REQUIRED WORK =>
Please rewrite each of the items with "screenshot" replaced by "screen capture" and everything else left unchanged.

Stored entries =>
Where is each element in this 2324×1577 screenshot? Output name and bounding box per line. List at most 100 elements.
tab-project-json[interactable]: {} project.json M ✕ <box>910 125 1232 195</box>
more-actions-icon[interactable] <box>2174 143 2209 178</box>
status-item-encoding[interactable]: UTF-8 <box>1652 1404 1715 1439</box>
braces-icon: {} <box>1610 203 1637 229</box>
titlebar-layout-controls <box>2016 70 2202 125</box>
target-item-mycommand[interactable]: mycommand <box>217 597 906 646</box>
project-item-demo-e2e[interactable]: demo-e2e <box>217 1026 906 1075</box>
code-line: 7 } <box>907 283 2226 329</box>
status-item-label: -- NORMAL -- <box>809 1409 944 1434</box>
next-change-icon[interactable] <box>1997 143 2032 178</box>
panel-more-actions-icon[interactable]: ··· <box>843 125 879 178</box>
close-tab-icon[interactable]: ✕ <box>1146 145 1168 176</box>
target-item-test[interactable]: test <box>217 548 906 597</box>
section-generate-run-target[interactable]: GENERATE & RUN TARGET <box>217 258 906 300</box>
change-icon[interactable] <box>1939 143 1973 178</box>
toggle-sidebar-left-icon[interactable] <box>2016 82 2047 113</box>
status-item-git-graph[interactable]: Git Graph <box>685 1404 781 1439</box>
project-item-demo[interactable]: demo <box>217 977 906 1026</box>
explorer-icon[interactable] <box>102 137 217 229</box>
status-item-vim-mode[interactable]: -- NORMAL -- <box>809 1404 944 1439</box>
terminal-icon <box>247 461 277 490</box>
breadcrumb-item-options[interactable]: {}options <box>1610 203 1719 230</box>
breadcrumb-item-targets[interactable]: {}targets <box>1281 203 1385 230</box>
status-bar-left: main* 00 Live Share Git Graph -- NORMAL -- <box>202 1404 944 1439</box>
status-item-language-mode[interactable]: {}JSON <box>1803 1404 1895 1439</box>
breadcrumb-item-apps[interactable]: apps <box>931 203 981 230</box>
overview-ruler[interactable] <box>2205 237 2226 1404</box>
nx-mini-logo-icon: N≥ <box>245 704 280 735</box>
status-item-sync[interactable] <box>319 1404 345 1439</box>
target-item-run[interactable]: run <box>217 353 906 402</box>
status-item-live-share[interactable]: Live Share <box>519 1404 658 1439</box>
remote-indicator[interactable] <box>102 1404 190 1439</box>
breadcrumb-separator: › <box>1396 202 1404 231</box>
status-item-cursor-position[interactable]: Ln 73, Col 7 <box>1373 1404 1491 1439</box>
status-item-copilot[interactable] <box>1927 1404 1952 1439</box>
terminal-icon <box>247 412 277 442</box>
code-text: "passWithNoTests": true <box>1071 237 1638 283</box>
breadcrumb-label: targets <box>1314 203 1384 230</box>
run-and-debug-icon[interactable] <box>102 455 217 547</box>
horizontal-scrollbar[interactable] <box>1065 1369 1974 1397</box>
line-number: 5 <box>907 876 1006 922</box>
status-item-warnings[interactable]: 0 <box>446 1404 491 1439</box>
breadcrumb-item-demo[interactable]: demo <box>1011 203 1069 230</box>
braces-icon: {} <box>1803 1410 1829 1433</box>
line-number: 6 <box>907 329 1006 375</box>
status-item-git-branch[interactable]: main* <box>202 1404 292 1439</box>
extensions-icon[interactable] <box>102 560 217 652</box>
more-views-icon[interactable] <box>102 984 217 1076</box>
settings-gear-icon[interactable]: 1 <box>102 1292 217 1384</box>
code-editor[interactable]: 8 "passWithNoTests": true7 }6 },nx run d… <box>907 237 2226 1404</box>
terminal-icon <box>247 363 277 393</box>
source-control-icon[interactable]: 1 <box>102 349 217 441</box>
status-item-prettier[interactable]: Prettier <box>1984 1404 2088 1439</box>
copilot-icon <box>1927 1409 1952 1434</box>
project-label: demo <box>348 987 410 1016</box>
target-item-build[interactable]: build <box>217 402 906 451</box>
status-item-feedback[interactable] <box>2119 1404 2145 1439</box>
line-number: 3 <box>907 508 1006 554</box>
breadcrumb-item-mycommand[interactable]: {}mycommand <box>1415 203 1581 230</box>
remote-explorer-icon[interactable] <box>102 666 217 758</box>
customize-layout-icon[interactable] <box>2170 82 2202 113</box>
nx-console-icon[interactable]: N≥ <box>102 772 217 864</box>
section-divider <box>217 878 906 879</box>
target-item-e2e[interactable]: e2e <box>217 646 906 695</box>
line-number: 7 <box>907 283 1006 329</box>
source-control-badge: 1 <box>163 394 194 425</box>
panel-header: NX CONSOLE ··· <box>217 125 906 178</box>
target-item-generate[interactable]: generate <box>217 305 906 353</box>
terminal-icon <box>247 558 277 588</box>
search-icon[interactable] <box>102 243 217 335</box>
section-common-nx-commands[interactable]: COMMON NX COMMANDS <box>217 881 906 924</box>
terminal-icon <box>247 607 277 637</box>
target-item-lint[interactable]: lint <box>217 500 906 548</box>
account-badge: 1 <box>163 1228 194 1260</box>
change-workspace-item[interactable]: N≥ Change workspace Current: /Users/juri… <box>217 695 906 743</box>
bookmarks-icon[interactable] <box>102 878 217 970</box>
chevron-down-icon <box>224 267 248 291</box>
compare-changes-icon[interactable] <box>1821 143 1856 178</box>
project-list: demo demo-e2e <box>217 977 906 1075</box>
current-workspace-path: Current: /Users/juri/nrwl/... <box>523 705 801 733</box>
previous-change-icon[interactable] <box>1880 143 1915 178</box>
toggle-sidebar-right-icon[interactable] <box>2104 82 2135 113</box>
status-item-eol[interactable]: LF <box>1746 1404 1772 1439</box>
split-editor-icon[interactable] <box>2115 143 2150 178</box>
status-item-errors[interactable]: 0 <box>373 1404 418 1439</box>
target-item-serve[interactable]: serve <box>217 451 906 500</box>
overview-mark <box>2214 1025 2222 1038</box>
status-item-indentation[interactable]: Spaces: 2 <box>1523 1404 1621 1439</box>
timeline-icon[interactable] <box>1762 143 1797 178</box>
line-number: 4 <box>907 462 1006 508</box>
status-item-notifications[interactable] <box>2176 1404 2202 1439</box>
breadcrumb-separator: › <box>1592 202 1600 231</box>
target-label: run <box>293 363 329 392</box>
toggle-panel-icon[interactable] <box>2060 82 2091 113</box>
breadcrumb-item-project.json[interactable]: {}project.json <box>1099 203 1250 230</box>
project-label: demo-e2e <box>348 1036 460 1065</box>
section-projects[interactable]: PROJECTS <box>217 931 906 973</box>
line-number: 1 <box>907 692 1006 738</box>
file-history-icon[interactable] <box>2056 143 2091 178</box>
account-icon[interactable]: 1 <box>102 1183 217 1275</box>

EXERCISE ANSWER =>
Where is each element in this 2324×1577 screen capture? Output name and bounding box per line. List at most 100 elements.
tab-project-json[interactable]: {} project.json M ✕ <box>910 125 1232 195</box>
more-actions-icon[interactable] <box>2174 143 2209 178</box>
status-item-encoding[interactable]: UTF-8 <box>1652 1404 1715 1439</box>
braces-icon: {} <box>1610 203 1637 229</box>
titlebar-layout-controls <box>2016 70 2202 125</box>
target-item-mycommand[interactable]: mycommand <box>217 597 906 646</box>
project-item-demo-e2e[interactable]: demo-e2e <box>217 1026 906 1075</box>
code-line: 7 } <box>907 283 2226 329</box>
status-item-label: -- NORMAL -- <box>809 1409 944 1434</box>
next-change-icon[interactable] <box>1997 143 2032 178</box>
panel-more-actions-icon[interactable]: ··· <box>843 125 879 178</box>
close-tab-icon[interactable]: ✕ <box>1146 145 1168 176</box>
target-item-test[interactable]: test <box>217 548 906 597</box>
section-generate-run-target[interactable]: GENERATE & RUN TARGET <box>217 258 906 300</box>
change-icon[interactable] <box>1939 143 1973 178</box>
toggle-sidebar-left-icon[interactable] <box>2016 82 2047 113</box>
status-item-git-graph[interactable]: Git Graph <box>685 1404 781 1439</box>
project-item-demo[interactable]: demo <box>217 977 906 1026</box>
explorer-icon[interactable] <box>102 137 217 229</box>
status-item-vim-mode[interactable]: -- NORMAL -- <box>809 1404 944 1439</box>
terminal-icon <box>247 461 277 490</box>
breadcrumb-item-options[interactable]: {}options <box>1610 203 1719 230</box>
breadcrumb-item-targets[interactable]: {}targets <box>1281 203 1385 230</box>
status-bar-left: main* 00 Live Share Git Graph -- NORMAL -- <box>202 1404 944 1439</box>
status-item-language-mode[interactable]: {}JSON <box>1803 1404 1895 1439</box>
breadcrumb-item-apps[interactable]: apps <box>931 203 981 230</box>
overview-ruler[interactable] <box>2205 237 2226 1404</box>
nx-mini-logo-icon: N≥ <box>245 704 280 735</box>
status-item-sync[interactable] <box>319 1404 345 1439</box>
target-item-run[interactable]: run <box>217 353 906 402</box>
status-item-live-share[interactable]: Live Share <box>519 1404 658 1439</box>
remote-indicator[interactable] <box>102 1404 190 1439</box>
breadcrumb-separator: › <box>1396 202 1404 231</box>
status-item-cursor-position[interactable]: Ln 73, Col 7 <box>1373 1404 1491 1439</box>
status-item-copilot[interactable] <box>1927 1404 1952 1439</box>
terminal-icon <box>247 412 277 442</box>
code-text: "passWithNoTests": true <box>1071 237 1638 283</box>
breadcrumb-label: targets <box>1314 203 1384 230</box>
run-and-debug-icon[interactable] <box>102 455 217 547</box>
horizontal-scrollbar[interactable] <box>1065 1369 1974 1397</box>
line-number: 5 <box>907 876 1006 922</box>
status-item-warnings[interactable]: 0 <box>446 1404 491 1439</box>
breadcrumb-item-demo[interactable]: demo <box>1011 203 1069 230</box>
braces-icon: {} <box>1803 1410 1829 1433</box>
line-number: 6 <box>907 329 1006 375</box>
status-item-git-branch[interactable]: main* <box>202 1404 292 1439</box>
extensions-icon[interactable] <box>102 560 217 652</box>
more-views-icon[interactable] <box>102 984 217 1076</box>
settings-gear-icon[interactable]: 1 <box>102 1292 217 1384</box>
code-editor[interactable]: 8 "passWithNoTests": true7 }6 },nx run d… <box>907 237 2226 1404</box>
terminal-icon <box>247 363 277 393</box>
source-control-icon[interactable]: 1 <box>102 349 217 441</box>
status-item-prettier[interactable]: Prettier <box>1984 1404 2088 1439</box>
copilot-icon <box>1927 1409 1952 1434</box>
project-label: demo <box>348 987 410 1016</box>
target-item-build[interactable]: build <box>217 402 906 451</box>
status-item-feedback[interactable] <box>2119 1404 2145 1439</box>
line-number: 3 <box>907 508 1006 554</box>
breadcrumb-item-mycommand[interactable]: {}mycommand <box>1415 203 1581 230</box>
remote-explorer-icon[interactable] <box>102 666 217 758</box>
customize-layout-icon[interactable] <box>2170 82 2202 113</box>
nx-console-icon[interactable]: N≥ <box>102 772 217 864</box>
section-divider <box>217 878 906 879</box>
target-item-e2e[interactable]: e2e <box>217 646 906 695</box>
line-number: 7 <box>907 283 1006 329</box>
source-control-badge: 1 <box>163 394 194 425</box>
panel-header: NX CONSOLE ··· <box>217 125 906 178</box>
target-item-generate[interactable]: generate <box>217 305 906 353</box>
terminal-icon <box>247 558 277 588</box>
search-icon[interactable] <box>102 243 217 335</box>
section-common-nx-commands[interactable]: COMMON NX COMMANDS <box>217 881 906 924</box>
terminal-icon <box>247 607 277 637</box>
target-item-lint[interactable]: lint <box>217 500 906 548</box>
account-badge: 1 <box>163 1228 194 1260</box>
change-workspace-item[interactable]: N≥ Change workspace Current: /Users/juri… <box>217 695 906 743</box>
bookmarks-icon[interactable] <box>102 878 217 970</box>
chevron-down-icon <box>224 267 248 291</box>
compare-changes-icon[interactable] <box>1821 143 1856 178</box>
project-list: demo demo-e2e <box>217 977 906 1075</box>
current-workspace-path: Current: /Users/juri/nrwl/... <box>523 705 801 733</box>
previous-change-icon[interactable] <box>1880 143 1915 178</box>
toggle-sidebar-right-icon[interactable] <box>2104 82 2135 113</box>
status-item-eol[interactable]: LF <box>1746 1404 1772 1439</box>
split-editor-icon[interactable] <box>2115 143 2150 178</box>
status-item-errors[interactable]: 0 <box>373 1404 418 1439</box>
target-item-serve[interactable]: serve <box>217 451 906 500</box>
overview-mark <box>2214 1025 2222 1038</box>
status-item-indentation[interactable]: Spaces: 2 <box>1523 1404 1621 1439</box>
timeline-icon[interactable] <box>1762 143 1797 178</box>
line-number: 4 <box>907 462 1006 508</box>
status-item-notifications[interactable] <box>2176 1404 2202 1439</box>
breadcrumb-separator: › <box>1592 202 1600 231</box>
target-label: run <box>293 363 329 392</box>
toggle-panel-icon[interactable] <box>2060 82 2091 113</box>
breadcrumb-item-project.json[interactable]: {}project.json <box>1099 203 1250 230</box>
project-label: demo-e2e <box>348 1036 460 1065</box>
section-projects[interactable]: PROJECTS <box>217 931 906 973</box>
line-number: 1 <box>907 692 1006 738</box>
file-history-icon[interactable] <box>2056 143 2091 178</box>
account-icon[interactable]: 1 <box>102 1183 217 1275</box>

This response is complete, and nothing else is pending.